Spatial annotation records
------------------------------------------------

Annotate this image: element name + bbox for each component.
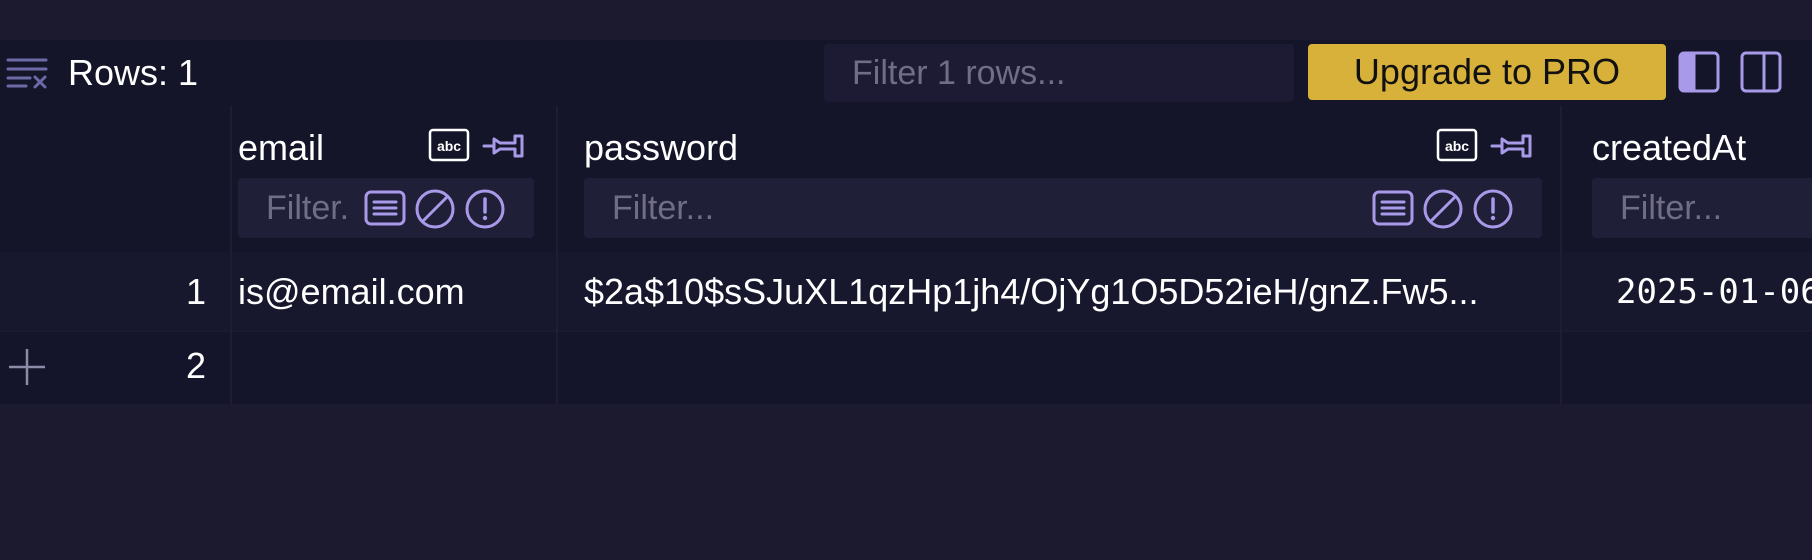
column-header-email[interactable]: email bbox=[238, 126, 324, 170]
pin-icon[interactable] bbox=[482, 130, 524, 162]
error-filter-icon[interactable] bbox=[1472, 188, 1514, 230]
panel-left-icon[interactable] bbox=[1678, 50, 1720, 94]
column-divider[interactable] bbox=[1560, 106, 1562, 404]
add-row-icon[interactable] bbox=[6, 346, 48, 388]
row-number: 1 bbox=[185, 271, 206, 312]
cell-password[interactable]: $2a$10$sSJuXL1qzHp1jh4/OjYg1O5D52ieH/gnZ… bbox=[584, 270, 1479, 314]
error-filter-icon[interactable] bbox=[464, 188, 506, 230]
svg-text:abc: abc bbox=[437, 138, 461, 154]
filter-list-icon[interactable] bbox=[364, 188, 406, 228]
email-filter-input[interactable] bbox=[238, 178, 348, 238]
clear-filters-icon[interactable] bbox=[6, 56, 48, 90]
column-header-createdAt[interactable]: createdAt bbox=[1592, 126, 1746, 170]
password-filter-input[interactable] bbox=[584, 178, 1284, 238]
table-row-new[interactable] bbox=[0, 332, 1812, 404]
pin-icon[interactable] bbox=[1490, 130, 1532, 162]
upgrade-button[interactable]: Upgrade to PRO bbox=[1308, 44, 1666, 100]
null-filter-icon[interactable] bbox=[414, 188, 456, 230]
row-number: 2 bbox=[185, 345, 206, 386]
table-filter[interactable] bbox=[824, 44, 1294, 102]
null-filter-icon[interactable] bbox=[1422, 188, 1464, 230]
column-divider bbox=[230, 106, 232, 404]
panel-right-icon[interactable] bbox=[1740, 50, 1782, 94]
createdAt-filter[interactable] bbox=[1592, 178, 1812, 238]
abc-type-icon[interactable]: abc bbox=[428, 128, 470, 162]
filter-list-icon[interactable] bbox=[1372, 188, 1414, 228]
svg-text:abc: abc bbox=[1445, 138, 1469, 154]
column-header-password[interactable]: password bbox=[584, 126, 738, 170]
cell-createdAt[interactable]: 2025-01-06 bbox=[1616, 270, 1812, 314]
abc-type-icon[interactable]: abc bbox=[1436, 128, 1478, 162]
cell-email[interactable]: is@email.com bbox=[238, 270, 465, 314]
table-filter-input[interactable] bbox=[824, 44, 1294, 102]
column-divider[interactable] bbox=[556, 106, 558, 404]
rows-count: Rows: 1 bbox=[68, 52, 199, 93]
createdAt-filter-input[interactable] bbox=[1592, 178, 1812, 238]
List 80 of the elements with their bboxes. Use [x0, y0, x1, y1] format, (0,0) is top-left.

------------------------------------------------

*Job*. Could you write out all the lines above again, replacing "pin-icon" with "thumbtack-icon" wherever it occurs, changing nothing else and leaving out the pictures?

*Response*.
Annotate this image: element name + bbox for each component.
column-header-email[interactable]: email bbox=[238, 126, 324, 170]
thumbtack-icon[interactable] bbox=[482, 130, 524, 162]
error-filter-icon[interactable] bbox=[1472, 188, 1514, 230]
panel-left-icon[interactable] bbox=[1678, 50, 1720, 94]
column-divider[interactable] bbox=[1560, 106, 1562, 404]
add-row-icon[interactable] bbox=[6, 346, 48, 388]
row-number: 1 bbox=[185, 271, 206, 312]
cell-password[interactable]: $2a$10$sSJuXL1qzHp1jh4/OjYg1O5D52ieH/gnZ… bbox=[584, 270, 1479, 314]
error-filter-icon[interactable] bbox=[464, 188, 506, 230]
svg-text:abc: abc bbox=[437, 138, 461, 154]
filter-list-icon[interactable] bbox=[364, 188, 406, 228]
email-filter-input[interactable] bbox=[238, 178, 348, 238]
clear-filters-icon[interactable] bbox=[6, 56, 48, 90]
column-header-createdAt[interactable]: createdAt bbox=[1592, 126, 1746, 170]
password-filter-input[interactable] bbox=[584, 178, 1284, 238]
table-row-new[interactable] bbox=[0, 332, 1812, 404]
thumbtack-icon[interactable] bbox=[1490, 130, 1532, 162]
upgrade-button[interactable]: Upgrade to PRO bbox=[1308, 44, 1666, 100]
null-filter-icon[interactable] bbox=[414, 188, 456, 230]
row-number: 2 bbox=[185, 345, 206, 386]
table-filter[interactable] bbox=[824, 44, 1294, 102]
null-filter-icon[interactable] bbox=[1422, 188, 1464, 230]
column-divider bbox=[230, 106, 232, 404]
panel-right-icon[interactable] bbox=[1740, 50, 1782, 94]
createdAt-filter[interactable] bbox=[1592, 178, 1812, 238]
abc-type-icon[interactable]: abc bbox=[428, 128, 470, 162]
filter-list-icon[interactable] bbox=[1372, 188, 1414, 228]
svg-text:abc: abc bbox=[1445, 138, 1469, 154]
column-header-password[interactable]: password bbox=[584, 126, 738, 170]
cell-createdAt[interactable]: 2025-01-06 bbox=[1616, 270, 1812, 314]
abc-type-icon[interactable]: abc bbox=[1436, 128, 1478, 162]
cell-email[interactable]: is@email.com bbox=[238, 270, 465, 314]
table-filter-input[interactable] bbox=[824, 44, 1294, 102]
column-divider[interactable] bbox=[556, 106, 558, 404]
rows-count: Rows: 1 bbox=[68, 52, 199, 93]
createdAt-filter-input[interactable] bbox=[1592, 178, 1812, 238]
List 80 of the elements with their bboxes. Use [x0, y0, x1, y1] format, (0,0) is top-left.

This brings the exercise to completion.